── RECORDS TO PROCESS ──

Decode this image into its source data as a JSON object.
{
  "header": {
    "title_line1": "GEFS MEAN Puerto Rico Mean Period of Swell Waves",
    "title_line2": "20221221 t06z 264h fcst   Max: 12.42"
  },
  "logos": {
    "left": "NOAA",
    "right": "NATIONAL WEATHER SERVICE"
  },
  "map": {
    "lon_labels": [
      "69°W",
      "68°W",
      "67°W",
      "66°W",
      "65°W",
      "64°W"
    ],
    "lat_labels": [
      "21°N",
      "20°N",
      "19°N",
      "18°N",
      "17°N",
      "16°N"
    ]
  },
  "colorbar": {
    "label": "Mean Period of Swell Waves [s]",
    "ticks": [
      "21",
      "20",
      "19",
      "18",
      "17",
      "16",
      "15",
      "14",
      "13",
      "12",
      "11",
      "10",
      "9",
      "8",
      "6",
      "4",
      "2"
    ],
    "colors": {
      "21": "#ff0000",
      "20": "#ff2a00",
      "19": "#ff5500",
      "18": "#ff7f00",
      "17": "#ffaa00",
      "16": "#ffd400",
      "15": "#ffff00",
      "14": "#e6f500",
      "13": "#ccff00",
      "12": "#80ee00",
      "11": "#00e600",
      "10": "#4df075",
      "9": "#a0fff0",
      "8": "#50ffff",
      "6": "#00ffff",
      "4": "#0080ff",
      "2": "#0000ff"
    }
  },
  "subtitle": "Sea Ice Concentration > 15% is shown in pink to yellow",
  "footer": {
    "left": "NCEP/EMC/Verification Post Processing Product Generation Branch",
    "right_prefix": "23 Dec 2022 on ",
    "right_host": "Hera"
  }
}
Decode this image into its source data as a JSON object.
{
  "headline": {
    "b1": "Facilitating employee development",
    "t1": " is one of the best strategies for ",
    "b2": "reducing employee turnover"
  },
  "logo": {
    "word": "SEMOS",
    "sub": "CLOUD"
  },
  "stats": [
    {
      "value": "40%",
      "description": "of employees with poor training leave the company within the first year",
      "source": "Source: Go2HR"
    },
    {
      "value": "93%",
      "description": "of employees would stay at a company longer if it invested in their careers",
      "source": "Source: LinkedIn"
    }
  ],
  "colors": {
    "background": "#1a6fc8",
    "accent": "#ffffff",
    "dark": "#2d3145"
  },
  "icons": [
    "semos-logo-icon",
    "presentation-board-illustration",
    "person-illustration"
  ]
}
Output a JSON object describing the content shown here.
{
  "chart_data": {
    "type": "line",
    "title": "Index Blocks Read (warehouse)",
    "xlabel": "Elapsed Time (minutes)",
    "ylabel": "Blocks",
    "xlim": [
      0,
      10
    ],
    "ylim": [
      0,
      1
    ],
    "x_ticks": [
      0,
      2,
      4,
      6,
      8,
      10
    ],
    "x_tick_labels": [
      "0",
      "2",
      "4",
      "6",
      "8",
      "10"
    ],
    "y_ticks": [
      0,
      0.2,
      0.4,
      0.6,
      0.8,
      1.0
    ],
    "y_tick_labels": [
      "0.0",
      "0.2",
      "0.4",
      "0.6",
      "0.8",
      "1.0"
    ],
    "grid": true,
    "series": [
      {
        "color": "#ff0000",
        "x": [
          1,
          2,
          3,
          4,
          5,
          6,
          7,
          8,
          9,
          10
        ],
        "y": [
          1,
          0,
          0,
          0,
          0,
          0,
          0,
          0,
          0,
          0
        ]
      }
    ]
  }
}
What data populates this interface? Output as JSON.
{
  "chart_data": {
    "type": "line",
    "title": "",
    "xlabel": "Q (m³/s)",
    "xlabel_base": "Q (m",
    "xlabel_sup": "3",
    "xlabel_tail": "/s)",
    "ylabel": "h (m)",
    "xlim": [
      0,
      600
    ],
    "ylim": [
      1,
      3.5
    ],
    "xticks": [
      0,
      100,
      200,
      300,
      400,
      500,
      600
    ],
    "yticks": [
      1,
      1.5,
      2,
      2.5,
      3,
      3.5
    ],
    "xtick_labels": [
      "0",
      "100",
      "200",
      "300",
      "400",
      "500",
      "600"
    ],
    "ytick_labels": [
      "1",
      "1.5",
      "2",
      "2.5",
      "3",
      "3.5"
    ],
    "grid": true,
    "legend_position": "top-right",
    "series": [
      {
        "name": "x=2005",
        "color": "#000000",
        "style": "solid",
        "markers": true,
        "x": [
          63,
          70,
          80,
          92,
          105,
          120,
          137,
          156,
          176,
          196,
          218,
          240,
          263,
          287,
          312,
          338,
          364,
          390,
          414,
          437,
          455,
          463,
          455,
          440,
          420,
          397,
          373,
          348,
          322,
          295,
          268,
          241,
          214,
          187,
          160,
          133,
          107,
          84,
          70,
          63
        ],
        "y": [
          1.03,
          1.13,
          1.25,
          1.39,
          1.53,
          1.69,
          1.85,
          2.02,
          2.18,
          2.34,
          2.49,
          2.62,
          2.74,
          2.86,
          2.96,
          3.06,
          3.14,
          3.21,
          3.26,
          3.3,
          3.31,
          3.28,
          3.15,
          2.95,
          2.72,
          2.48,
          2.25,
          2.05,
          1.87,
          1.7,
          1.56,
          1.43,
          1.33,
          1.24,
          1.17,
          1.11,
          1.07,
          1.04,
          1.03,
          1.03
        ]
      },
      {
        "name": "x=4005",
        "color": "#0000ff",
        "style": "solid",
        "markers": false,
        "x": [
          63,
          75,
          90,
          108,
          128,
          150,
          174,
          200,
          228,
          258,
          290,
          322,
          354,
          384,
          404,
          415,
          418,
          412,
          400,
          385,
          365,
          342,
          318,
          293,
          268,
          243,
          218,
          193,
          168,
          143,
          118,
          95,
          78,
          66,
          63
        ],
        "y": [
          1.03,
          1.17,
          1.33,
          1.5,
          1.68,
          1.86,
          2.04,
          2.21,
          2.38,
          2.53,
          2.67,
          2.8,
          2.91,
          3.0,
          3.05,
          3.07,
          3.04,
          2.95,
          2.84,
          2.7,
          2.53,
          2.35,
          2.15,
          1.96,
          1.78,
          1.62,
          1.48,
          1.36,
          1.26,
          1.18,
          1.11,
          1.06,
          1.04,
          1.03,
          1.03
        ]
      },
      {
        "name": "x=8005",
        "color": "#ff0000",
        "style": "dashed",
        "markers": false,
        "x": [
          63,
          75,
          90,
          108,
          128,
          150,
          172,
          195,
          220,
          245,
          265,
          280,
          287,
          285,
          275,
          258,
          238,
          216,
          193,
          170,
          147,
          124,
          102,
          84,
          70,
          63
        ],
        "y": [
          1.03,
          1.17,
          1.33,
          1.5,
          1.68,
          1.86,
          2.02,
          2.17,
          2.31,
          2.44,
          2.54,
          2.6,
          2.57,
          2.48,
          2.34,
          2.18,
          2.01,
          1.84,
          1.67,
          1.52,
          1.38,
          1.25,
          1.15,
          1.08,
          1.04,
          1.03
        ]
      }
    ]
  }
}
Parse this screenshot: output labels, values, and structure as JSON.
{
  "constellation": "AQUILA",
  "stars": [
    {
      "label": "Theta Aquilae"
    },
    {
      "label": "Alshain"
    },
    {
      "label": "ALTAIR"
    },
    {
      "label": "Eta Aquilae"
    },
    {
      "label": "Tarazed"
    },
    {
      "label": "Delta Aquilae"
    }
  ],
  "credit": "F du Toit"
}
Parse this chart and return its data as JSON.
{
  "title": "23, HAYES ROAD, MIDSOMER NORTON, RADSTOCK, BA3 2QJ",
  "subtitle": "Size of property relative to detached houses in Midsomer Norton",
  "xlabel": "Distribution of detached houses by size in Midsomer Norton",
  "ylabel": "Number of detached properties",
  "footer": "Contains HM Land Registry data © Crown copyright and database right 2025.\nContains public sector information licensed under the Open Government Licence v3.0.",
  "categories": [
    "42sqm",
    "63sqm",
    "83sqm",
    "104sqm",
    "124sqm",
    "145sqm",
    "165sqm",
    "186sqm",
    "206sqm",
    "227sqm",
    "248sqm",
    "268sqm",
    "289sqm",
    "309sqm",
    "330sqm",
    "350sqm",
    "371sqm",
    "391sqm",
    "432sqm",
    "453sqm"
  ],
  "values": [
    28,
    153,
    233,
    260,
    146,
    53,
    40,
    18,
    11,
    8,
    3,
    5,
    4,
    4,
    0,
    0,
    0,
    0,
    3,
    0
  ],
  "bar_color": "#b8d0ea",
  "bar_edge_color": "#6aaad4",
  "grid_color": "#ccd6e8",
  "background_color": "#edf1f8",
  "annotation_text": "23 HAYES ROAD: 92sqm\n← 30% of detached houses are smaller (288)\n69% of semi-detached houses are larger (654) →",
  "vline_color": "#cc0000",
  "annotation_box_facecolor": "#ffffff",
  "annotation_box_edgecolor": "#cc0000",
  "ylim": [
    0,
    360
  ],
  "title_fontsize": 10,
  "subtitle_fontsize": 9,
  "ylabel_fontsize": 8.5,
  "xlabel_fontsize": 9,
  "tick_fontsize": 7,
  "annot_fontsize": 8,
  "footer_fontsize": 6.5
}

───

__PROBLEM__
Above are the records. Copy every line in them holding "Waves".

__COMPLETE RESPONSE__
    "title_line1": "GEFS MEAN Puerto Rico Mean Period of Swell Waves",
    "label": "Mean Period of Swell Waves [s]",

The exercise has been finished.